▶ [PROBLEM TO WORK ON]:
Omit all pictures. Copy the rest of the material exactly.

▶ [DATA FOR THIS TASK]:

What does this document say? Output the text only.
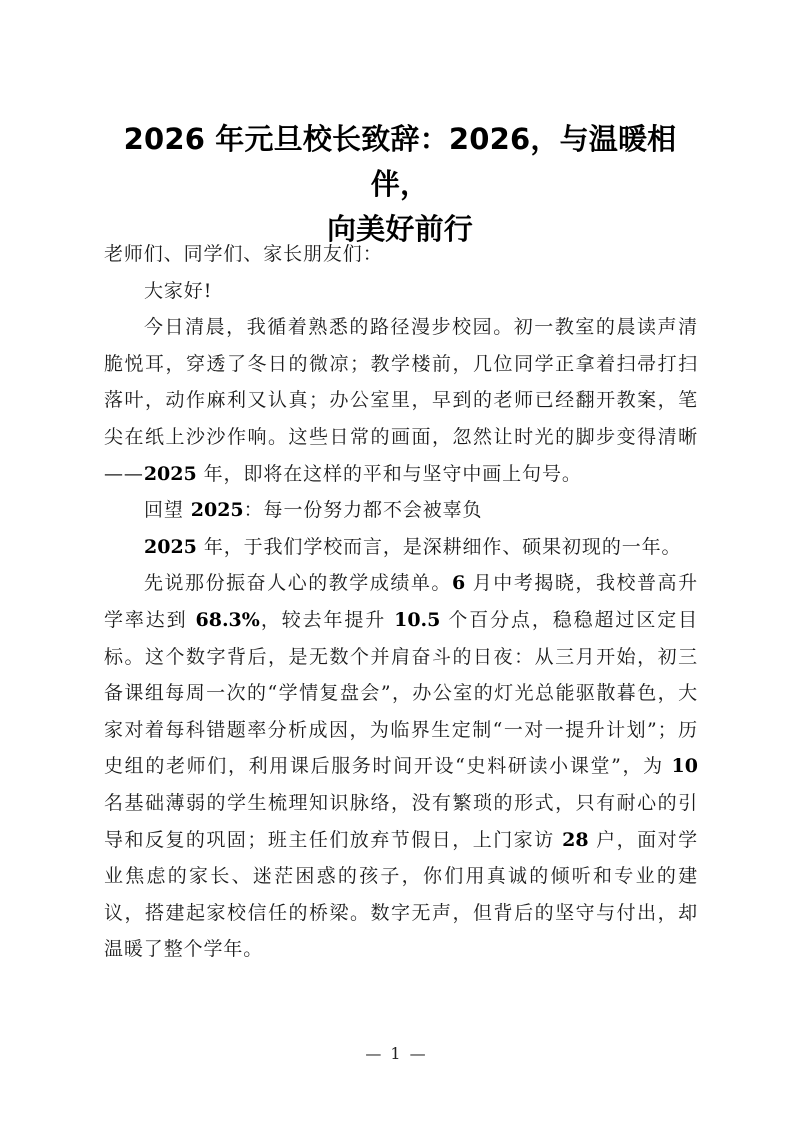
2026 年元旦校长致辞：2026，与温暖相伴，
向美好前行

老师们、同学们、家长朋友们：

大家好!

今日清晨，我循着熟悉的路径漫步校园。初一教室的晨读声清脆悦耳，穿透了冬日的微凉；教学楼前，几位同学正拿着扫帚打扫落叶，动作麻利又认真；办公室里，早到的老师已经翻开教案，笔尖在纸上沙沙作响。这些日常的画面，忽然让时光的脚步变得清晰——2025 年，即将在这样的平和与坚守中画上句号。

回望 2025：每一份努力都不会被辜负

2025 年，于我们学校而言，是深耕细作、硕果初现的一年。

先说那份振奋人心的教学成绩单。6 月中考揭晓，我校普高升学率达到 68.3%，较去年提升 10.5 个百分点，稳稳超过区定目标。这个数字背后，是无数个并肩奋斗的日夜：从三月开始，初三备课组每周一次的“学情复盘会”，办公室的灯光总能驱散暮色，大家对着每科错题率分析成因，为临界生定制“一对一提升计划”；历史组的老师们，利用课后服务时间开设“史料研读小课堂”，为 10 名基础薄弱的学生梳理知识脉络，没有繁琐的形式，只有耐心的引导和反复的巩固；班主任们放弃节假日，上门家访 28 户，面对学业焦虑的家长、迷茫困惑的孩子，你们用真诚的倾听和专业的建议，搭建起家校信任的桥梁。数字无声，但背后的坚守与付出，却温暖了整个学年。

— 1 —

▶ [FULL ANSWER]:
What does this document say? Output the text only.
2026 年元旦校长致辞：2026，与温暖相伴，
向美好前行

老师们、同学们、家长朋友们：

大家好!

今日清晨，我循着熟悉的路径漫步校园。初一教室的晨读声清脆悦耳，穿透了冬日的微凉；教学楼前，几位同学正拿着扫帚打扫落叶，动作麻利又认真；办公室里，早到的老师已经翻开教案，笔尖在纸上沙沙作响。这些日常的画面，忽然让时光的脚步变得清晰——2025 年，即将在这样的平和与坚守中画上句号。

回望 2025：每一份努力都不会被辜负

2025 年，于我们学校而言，是深耕细作、硕果初现的一年。

先说那份振奋人心的教学成绩单。6 月中考揭晓，我校普高升学率达到 68.3%，较去年提升 10.5 个百分点，稳稳超过区定目标。这个数字背后，是无数个并肩奋斗的日夜：从三月开始，初三备课组每周一次的“学情复盘会”，办公室的灯光总能驱散暮色，大家对着每科错题率分析成因，为临界生定制“一对一提升计划”；历史组的老师们，利用课后服务时间开设“史料研读小课堂”，为 10 名基础薄弱的学生梳理知识脉络，没有繁琐的形式，只有耐心的引导和反复的巩固；班主任们放弃节假日，上门家访 28 户，面对学业焦虑的家长、迷茫困惑的孩子，你们用真诚的倾听和专业的建议，搭建起家校信任的桥梁。数字无声，但背后的坚守与付出，却温暖了整个学年。

— 1 —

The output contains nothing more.